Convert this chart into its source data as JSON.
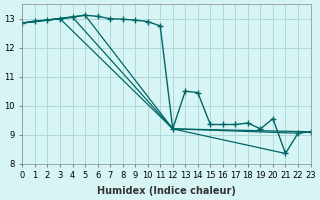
{
  "xlabel": "Humidex (Indice chaleur)",
  "ylabel": "",
  "bg_color": "#d8f5f5",
  "grid_color": "#b0d8d8",
  "line_color": "#006666",
  "xlim": [
    0,
    23
  ],
  "ylim": [
    8,
    13.5
  ],
  "yticks": [
    8,
    9,
    10,
    11,
    12,
    13
  ],
  "xticks": [
    0,
    1,
    2,
    3,
    4,
    5,
    6,
    7,
    8,
    9,
    10,
    11,
    12,
    13,
    14,
    15,
    16,
    17,
    18,
    19,
    20,
    21,
    22,
    23
  ],
  "series_marked": {
    "x": [
      0,
      1,
      2,
      3,
      4,
      5,
      6,
      7,
      8,
      9,
      10,
      11,
      12,
      13,
      14,
      15,
      16,
      17,
      18,
      19,
      20,
      21,
      22,
      23
    ],
    "y": [
      12.85,
      12.92,
      12.95,
      13.0,
      13.05,
      13.12,
      13.08,
      13.0,
      12.98,
      12.95,
      12.9,
      12.75,
      9.2,
      10.5,
      10.45,
      9.35,
      9.35,
      9.35,
      9.4,
      9.2,
      9.55,
      8.35,
      9.05,
      9.1
    ]
  },
  "series_lines": [
    {
      "x": [
        0,
        5,
        12,
        21
      ],
      "y": [
        12.85,
        13.12,
        9.2,
        8.35
      ]
    },
    {
      "x": [
        0,
        4,
        12,
        23
      ],
      "y": [
        12.85,
        13.05,
        9.2,
        9.1
      ]
    },
    {
      "x": [
        0,
        3,
        12,
        22
      ],
      "y": [
        12.85,
        13.0,
        9.2,
        9.05
      ]
    }
  ]
}
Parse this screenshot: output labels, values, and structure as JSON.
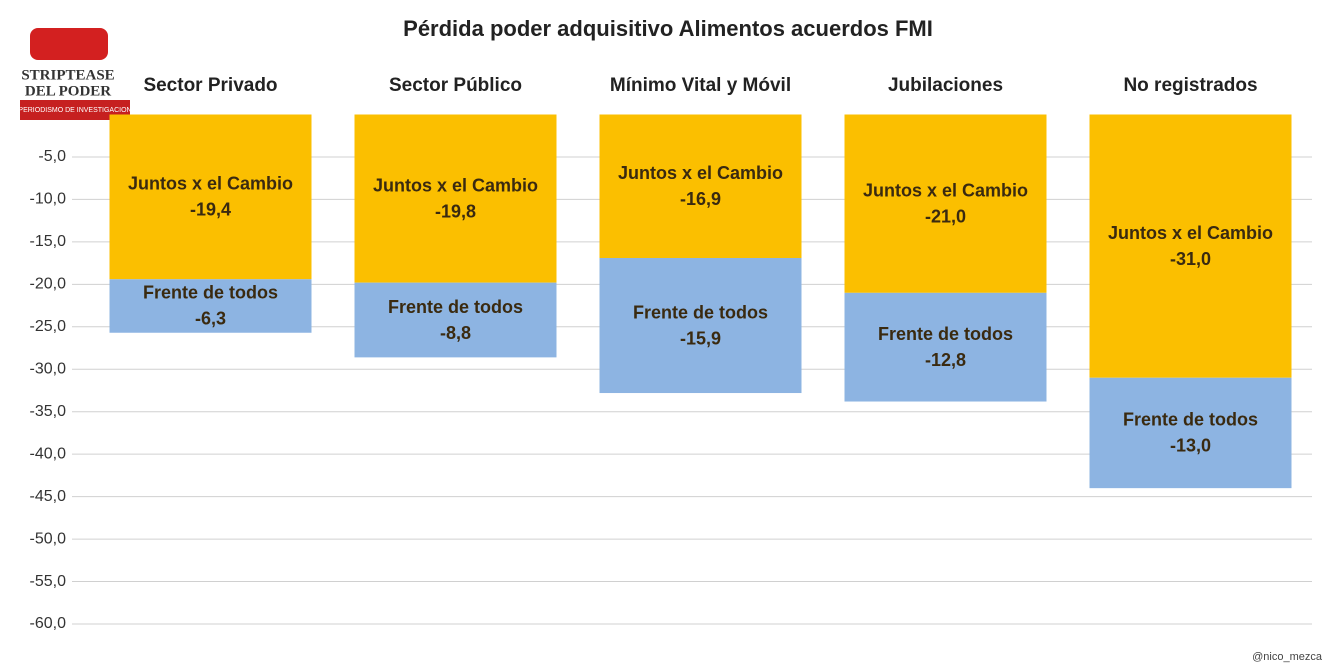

--

- **WHAT IS NEEDED**
Extract from the data every line where "this" shows up.

- **EXERCISE OUTPUT**
Convert this chart into its source data as JSON.
Parse this screenshot: output labels, values, and structure as JSON.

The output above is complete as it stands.